Dataset items
•••
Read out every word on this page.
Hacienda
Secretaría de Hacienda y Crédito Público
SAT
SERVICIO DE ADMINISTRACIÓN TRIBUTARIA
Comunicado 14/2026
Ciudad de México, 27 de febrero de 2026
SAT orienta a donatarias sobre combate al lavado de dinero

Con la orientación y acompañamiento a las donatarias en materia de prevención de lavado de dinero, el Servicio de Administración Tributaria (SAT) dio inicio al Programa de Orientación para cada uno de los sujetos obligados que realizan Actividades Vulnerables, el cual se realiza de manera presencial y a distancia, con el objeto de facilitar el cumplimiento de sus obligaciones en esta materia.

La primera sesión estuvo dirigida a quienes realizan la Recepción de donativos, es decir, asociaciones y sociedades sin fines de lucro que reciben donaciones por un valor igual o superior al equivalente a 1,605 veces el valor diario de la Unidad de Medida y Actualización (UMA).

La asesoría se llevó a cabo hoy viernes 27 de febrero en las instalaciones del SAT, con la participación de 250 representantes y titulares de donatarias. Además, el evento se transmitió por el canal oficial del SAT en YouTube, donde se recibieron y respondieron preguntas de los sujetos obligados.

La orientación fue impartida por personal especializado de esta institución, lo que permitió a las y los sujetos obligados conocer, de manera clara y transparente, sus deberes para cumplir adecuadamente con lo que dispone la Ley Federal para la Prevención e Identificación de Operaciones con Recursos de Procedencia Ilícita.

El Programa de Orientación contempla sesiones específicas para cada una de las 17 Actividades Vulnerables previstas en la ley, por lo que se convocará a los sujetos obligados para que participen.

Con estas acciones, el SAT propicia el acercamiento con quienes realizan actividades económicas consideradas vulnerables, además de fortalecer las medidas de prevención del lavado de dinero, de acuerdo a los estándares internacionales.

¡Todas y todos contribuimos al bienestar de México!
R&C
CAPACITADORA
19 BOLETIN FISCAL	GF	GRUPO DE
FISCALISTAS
•••
**WHAT IS REQUIRED**
Output the entries verbatim.

**WORKED SOLUTION**
Read out every word on this page.
Hacienda
Secretaría de Hacienda y Crédito Público
SAT
SERVICIO DE ADMINISTRACIÓN TRIBUTARIA
Comunicado 14/2026
Ciudad de México, 27 de febrero de 2026
SAT orienta a donatarias sobre combate al lavado de dinero

Con la orientación y acompañamiento a las donatarias en materia de prevención de lavado de dinero, el Servicio de Administración Tributaria (SAT) dio inicio al Programa de Orientación para cada uno de los sujetos obligados que realizan Actividades Vulnerables, el cual se realiza de manera presencial y a distancia, con el objeto de facilitar el cumplimiento de sus obligaciones en esta materia.

La primera sesión estuvo dirigida a quienes realizan la Recepción de donativos, es decir, asociaciones y sociedades sin fines de lucro que reciben donaciones por un valor igual o superior al equivalente a 1,605 veces el valor diario de la Unidad de Medida y Actualización (UMA).

La asesoría se llevó a cabo hoy viernes 27 de febrero en las instalaciones del SAT, con la participación de 250 representantes y titulares de donatarias. Además, el evento se transmitió por el canal oficial del SAT en YouTube, donde se recibieron y respondieron preguntas de los sujetos obligados.

La orientación fue impartida por personal especializado de esta institución, lo que permitió a las y los sujetos obligados conocer, de manera clara y transparente, sus deberes para cumplir adecuadamente con lo que dispone la Ley Federal para la Prevención e Identificación de Operaciones con Recursos de Procedencia Ilícita.

El Programa de Orientación contempla sesiones específicas para cada una de las 17 Actividades Vulnerables previstas en la ley, por lo que se convocará a los sujetos obligados para que participen.

Con estas acciones, el SAT propicia el acercamiento con quienes realizan actividades económicas consideradas vulnerables, además de fortalecer las medidas de prevención del lavado de dinero, de acuerdo a los estándares internacionales.

¡Todas y todos contribuimos al bienestar de México!
R&C
CAPACITADORA
19 BOLETIN FISCAL	GF	GRUPO DE
FISCALISTAS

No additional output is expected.